SHORT TASK —
Write out every entry below word for word, keeping each line unchanged and in its original order.

* begin DATA EXCERPTS *

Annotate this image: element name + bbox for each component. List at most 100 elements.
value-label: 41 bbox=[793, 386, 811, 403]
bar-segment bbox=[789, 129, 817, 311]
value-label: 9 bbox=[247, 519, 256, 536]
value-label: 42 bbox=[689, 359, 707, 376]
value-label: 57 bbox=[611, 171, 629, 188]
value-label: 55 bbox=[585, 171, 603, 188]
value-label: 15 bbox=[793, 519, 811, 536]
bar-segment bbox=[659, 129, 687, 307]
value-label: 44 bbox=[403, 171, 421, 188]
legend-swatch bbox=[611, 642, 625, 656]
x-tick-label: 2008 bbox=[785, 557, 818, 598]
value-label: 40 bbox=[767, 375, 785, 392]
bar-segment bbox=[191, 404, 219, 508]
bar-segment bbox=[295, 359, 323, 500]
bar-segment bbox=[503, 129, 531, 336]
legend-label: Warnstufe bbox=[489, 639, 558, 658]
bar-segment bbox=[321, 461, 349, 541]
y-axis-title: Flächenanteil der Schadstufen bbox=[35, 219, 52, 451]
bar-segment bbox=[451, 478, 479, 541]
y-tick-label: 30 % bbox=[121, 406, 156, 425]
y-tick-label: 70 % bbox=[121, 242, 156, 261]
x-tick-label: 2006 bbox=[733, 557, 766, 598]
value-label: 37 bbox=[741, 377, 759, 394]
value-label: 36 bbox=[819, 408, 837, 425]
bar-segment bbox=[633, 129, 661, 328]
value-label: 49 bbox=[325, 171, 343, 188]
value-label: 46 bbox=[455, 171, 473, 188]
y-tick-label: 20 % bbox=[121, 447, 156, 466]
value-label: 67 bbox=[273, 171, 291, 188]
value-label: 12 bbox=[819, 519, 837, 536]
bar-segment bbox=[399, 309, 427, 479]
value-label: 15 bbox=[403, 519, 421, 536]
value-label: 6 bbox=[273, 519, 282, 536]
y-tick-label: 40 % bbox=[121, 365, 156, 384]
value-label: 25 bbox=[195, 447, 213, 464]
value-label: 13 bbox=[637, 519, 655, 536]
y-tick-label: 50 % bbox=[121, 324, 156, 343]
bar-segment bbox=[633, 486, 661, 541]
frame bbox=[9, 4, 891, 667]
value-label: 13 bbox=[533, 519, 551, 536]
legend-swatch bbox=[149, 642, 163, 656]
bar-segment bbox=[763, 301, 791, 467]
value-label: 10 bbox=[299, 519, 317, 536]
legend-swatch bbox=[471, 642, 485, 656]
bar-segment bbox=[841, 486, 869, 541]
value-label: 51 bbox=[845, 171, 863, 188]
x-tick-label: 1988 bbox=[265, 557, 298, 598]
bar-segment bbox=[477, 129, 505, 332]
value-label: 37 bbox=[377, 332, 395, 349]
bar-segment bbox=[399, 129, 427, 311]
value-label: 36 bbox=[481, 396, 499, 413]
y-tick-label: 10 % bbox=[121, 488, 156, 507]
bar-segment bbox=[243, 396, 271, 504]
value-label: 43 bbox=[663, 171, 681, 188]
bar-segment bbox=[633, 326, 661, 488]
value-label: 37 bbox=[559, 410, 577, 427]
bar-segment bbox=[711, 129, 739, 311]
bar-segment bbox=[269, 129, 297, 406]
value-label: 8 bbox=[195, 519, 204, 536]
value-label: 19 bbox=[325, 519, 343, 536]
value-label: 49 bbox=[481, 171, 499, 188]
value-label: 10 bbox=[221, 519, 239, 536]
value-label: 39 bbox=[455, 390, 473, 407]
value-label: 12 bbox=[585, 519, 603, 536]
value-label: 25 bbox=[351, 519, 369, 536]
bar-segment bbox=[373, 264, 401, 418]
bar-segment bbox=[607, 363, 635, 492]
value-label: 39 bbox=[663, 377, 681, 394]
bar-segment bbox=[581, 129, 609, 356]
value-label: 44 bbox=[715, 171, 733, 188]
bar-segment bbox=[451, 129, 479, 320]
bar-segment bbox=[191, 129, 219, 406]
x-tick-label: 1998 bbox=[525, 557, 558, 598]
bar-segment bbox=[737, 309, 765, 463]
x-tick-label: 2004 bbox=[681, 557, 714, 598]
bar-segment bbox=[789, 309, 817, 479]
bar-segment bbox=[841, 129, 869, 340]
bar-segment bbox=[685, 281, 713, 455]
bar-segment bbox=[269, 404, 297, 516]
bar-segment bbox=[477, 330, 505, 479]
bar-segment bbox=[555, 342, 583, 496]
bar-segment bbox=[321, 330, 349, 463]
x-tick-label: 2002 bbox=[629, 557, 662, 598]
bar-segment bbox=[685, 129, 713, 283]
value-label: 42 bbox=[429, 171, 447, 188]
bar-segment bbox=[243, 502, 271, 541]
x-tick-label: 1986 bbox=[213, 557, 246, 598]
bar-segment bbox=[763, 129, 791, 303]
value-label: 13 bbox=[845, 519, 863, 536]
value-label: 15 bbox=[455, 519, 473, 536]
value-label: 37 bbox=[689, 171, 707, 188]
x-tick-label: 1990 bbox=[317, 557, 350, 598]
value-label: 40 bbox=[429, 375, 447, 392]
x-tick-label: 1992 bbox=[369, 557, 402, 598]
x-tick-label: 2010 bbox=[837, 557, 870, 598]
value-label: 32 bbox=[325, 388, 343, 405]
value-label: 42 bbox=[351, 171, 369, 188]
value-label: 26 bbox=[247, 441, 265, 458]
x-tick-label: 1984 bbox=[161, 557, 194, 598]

* end DATA EXCERPTS *

ANSWER —
Annotate this image: element name + bbox for each component. List at most 100 elements.
value-label: 41 bbox=[793, 386, 811, 403]
bar-segment bbox=[789, 129, 817, 311]
value-label: 9 bbox=[247, 519, 256, 536]
value-label: 42 bbox=[689, 359, 707, 376]
value-label: 57 bbox=[611, 171, 629, 188]
value-label: 55 bbox=[585, 171, 603, 188]
value-label: 15 bbox=[793, 519, 811, 536]
bar-segment bbox=[659, 129, 687, 307]
value-label: 44 bbox=[403, 171, 421, 188]
legend-swatch bbox=[611, 642, 625, 656]
x-tick-label: 2008 bbox=[785, 557, 818, 598]
value-label: 40 bbox=[767, 375, 785, 392]
bar-segment bbox=[191, 404, 219, 508]
bar-segment bbox=[295, 359, 323, 500]
bar-segment bbox=[503, 129, 531, 336]
legend-label: Warnstufe bbox=[489, 639, 558, 658]
bar-segment bbox=[321, 461, 349, 541]
y-axis-title: Flächenanteil der Schadstufen bbox=[35, 219, 52, 451]
bar-segment bbox=[451, 478, 479, 541]
y-tick-label: 30 % bbox=[121, 406, 156, 425]
y-tick-label: 70 % bbox=[121, 242, 156, 261]
x-tick-label: 2006 bbox=[733, 557, 766, 598]
value-label: 37 bbox=[741, 377, 759, 394]
value-label: 36 bbox=[819, 408, 837, 425]
bar-segment bbox=[633, 129, 661, 328]
value-label: 49 bbox=[325, 171, 343, 188]
value-label: 46 bbox=[455, 171, 473, 188]
y-tick-label: 20 % bbox=[121, 447, 156, 466]
value-label: 67 bbox=[273, 171, 291, 188]
value-label: 12 bbox=[819, 519, 837, 536]
bar-segment bbox=[399, 309, 427, 479]
value-label: 15 bbox=[403, 519, 421, 536]
value-label: 6 bbox=[273, 519, 282, 536]
y-tick-label: 40 % bbox=[121, 365, 156, 384]
value-label: 25 bbox=[195, 447, 213, 464]
value-label: 13 bbox=[637, 519, 655, 536]
y-tick-label: 50 % bbox=[121, 324, 156, 343]
bar-segment bbox=[633, 486, 661, 541]
frame bbox=[9, 4, 891, 667]
value-label: 13 bbox=[533, 519, 551, 536]
legend-swatch bbox=[149, 642, 163, 656]
bar-segment bbox=[763, 301, 791, 467]
value-label: 10 bbox=[299, 519, 317, 536]
legend-swatch bbox=[471, 642, 485, 656]
bar-segment bbox=[841, 486, 869, 541]
value-label: 51 bbox=[845, 171, 863, 188]
x-tick-label: 1988 bbox=[265, 557, 298, 598]
bar-segment bbox=[477, 129, 505, 332]
value-label: 37 bbox=[377, 332, 395, 349]
bar-segment bbox=[399, 129, 427, 311]
value-label: 36 bbox=[481, 396, 499, 413]
y-tick-label: 10 % bbox=[121, 488, 156, 507]
bar-segment bbox=[243, 396, 271, 504]
value-label: 43 bbox=[663, 171, 681, 188]
bar-segment bbox=[633, 326, 661, 488]
value-label: 37 bbox=[559, 410, 577, 427]
bar-segment bbox=[711, 129, 739, 311]
bar-segment bbox=[269, 129, 297, 406]
value-label: 8 bbox=[195, 519, 204, 536]
value-label: 19 bbox=[325, 519, 343, 536]
value-label: 49 bbox=[481, 171, 499, 188]
value-label: 10 bbox=[221, 519, 239, 536]
value-label: 39 bbox=[455, 390, 473, 407]
value-label: 12 bbox=[585, 519, 603, 536]
value-label: 25 bbox=[351, 519, 369, 536]
bar-segment bbox=[373, 264, 401, 418]
bar-segment bbox=[607, 363, 635, 492]
value-label: 39 bbox=[663, 377, 681, 394]
bar-segment bbox=[581, 129, 609, 356]
value-label: 44 bbox=[715, 171, 733, 188]
bar-segment bbox=[451, 129, 479, 320]
bar-segment bbox=[191, 129, 219, 406]
x-tick-label: 1998 bbox=[525, 557, 558, 598]
bar-segment bbox=[737, 309, 765, 463]
x-tick-label: 2004 bbox=[681, 557, 714, 598]
bar-segment bbox=[789, 309, 817, 479]
bar-segment bbox=[841, 129, 869, 340]
bar-segment bbox=[685, 281, 713, 455]
bar-segment bbox=[269, 404, 297, 516]
bar-segment bbox=[477, 330, 505, 479]
bar-segment bbox=[555, 342, 583, 496]
bar-segment bbox=[321, 330, 349, 463]
x-tick-label: 2002 bbox=[629, 557, 662, 598]
bar-segment bbox=[685, 129, 713, 283]
value-label: 42 bbox=[429, 171, 447, 188]
bar-segment bbox=[243, 502, 271, 541]
x-tick-label: 1986 bbox=[213, 557, 246, 598]
bar-segment bbox=[763, 129, 791, 303]
value-label: 13 bbox=[845, 519, 863, 536]
value-label: 15 bbox=[455, 519, 473, 536]
value-label: 37 bbox=[689, 171, 707, 188]
x-tick-label: 1990 bbox=[317, 557, 350, 598]
value-label: 40 bbox=[429, 375, 447, 392]
x-tick-label: 1992 bbox=[369, 557, 402, 598]
x-tick-label: 2010 bbox=[837, 557, 870, 598]
value-label: 32 bbox=[325, 388, 343, 405]
value-label: 42 bbox=[351, 171, 369, 188]
value-label: 26 bbox=[247, 441, 265, 458]
x-tick-label: 1984 bbox=[161, 557, 194, 598]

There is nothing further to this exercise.